### Source text
-- Opening Marker --
Year 1

Great progress has been made in determining how mitochondria function in human embryonic stem cells (hESCs) and human induced pluripotent stem cells (hiPSCs) in comparison to differentiated derivative cells, such as fibroblasts, and cancer cells. It has been assumed without much data, based largely on overall appearance under the microscope, that human pluripotent stem cells (hPSCs) contain underdeveloped, bioenergetically inactive mitochondria. In contrast, differentiated cells harbor a mature mitochondrial network, with oxidative phosphorylation (OXPHOS) as the main energy source. A role for mitochondria in hPSC bioenergetics therefore remained uncertain. In just completed work funded by this CIRM Basic Biology I grant (RB1-01397), we have shown that hPSC mitochondria have functional respiration complexes that consume oxygen, which is inconsistent with the notion that hPSC mitochondria are non-functional. Despite this, energy generated in hPSCs is mainly by mechanisms that are independent of mitochondria. To help maintain intact hPSC mitochondria and overall cell viability, energy from imported glucose is burned rather than produced within mitochondria, forming an overall unusual pattern of energy utilization in hPSCs compared with differentiated cells. Combined, our data show that hPSC mitochondria are energetically functional and suggest a key mechanism(s) remaining to be discovered that converts this unique form of hPSC bioenergetics to oxygen consumption-coupled energy production within mitochondria during differentiation. Results of this work are currently under submission for publication.
-- Closing Marker --
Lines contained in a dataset
-- Opening Marker --
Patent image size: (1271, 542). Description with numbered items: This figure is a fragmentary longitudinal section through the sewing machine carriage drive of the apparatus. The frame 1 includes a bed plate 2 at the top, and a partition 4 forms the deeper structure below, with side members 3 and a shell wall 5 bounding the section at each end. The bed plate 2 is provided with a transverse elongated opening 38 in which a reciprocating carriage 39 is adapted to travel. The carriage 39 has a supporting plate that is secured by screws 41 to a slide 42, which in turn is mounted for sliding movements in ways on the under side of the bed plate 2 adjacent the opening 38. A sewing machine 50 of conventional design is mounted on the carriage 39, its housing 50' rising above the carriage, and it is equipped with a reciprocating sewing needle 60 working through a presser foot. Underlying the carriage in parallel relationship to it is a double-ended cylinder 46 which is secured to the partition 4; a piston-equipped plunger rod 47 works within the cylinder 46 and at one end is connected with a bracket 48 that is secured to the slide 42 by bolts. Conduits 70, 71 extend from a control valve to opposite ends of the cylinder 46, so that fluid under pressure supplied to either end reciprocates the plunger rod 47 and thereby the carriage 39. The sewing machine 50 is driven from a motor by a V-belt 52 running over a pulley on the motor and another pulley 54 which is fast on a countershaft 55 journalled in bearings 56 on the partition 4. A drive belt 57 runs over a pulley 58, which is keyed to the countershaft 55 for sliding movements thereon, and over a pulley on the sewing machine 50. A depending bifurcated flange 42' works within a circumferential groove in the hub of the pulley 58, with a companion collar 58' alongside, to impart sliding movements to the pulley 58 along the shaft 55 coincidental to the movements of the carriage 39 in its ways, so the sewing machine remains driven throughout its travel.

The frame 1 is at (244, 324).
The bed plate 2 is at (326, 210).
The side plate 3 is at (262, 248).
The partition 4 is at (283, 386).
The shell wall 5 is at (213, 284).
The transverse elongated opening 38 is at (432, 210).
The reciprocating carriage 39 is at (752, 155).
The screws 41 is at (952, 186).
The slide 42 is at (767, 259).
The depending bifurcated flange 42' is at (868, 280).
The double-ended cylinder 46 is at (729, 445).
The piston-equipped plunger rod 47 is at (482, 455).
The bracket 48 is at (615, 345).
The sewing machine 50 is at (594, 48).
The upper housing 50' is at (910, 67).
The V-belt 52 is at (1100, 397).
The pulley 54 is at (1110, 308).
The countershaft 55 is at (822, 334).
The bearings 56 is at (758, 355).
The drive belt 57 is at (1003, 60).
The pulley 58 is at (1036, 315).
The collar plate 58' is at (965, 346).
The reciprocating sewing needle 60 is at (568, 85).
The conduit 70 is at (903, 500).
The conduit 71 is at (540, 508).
-- Closing Marker --
According to the Year 1 report, what is the main energy source in differentiated cells? Nothing here depends on the lines.

### Response for this exercise
Oxidative phosphorylation (OXPHOS)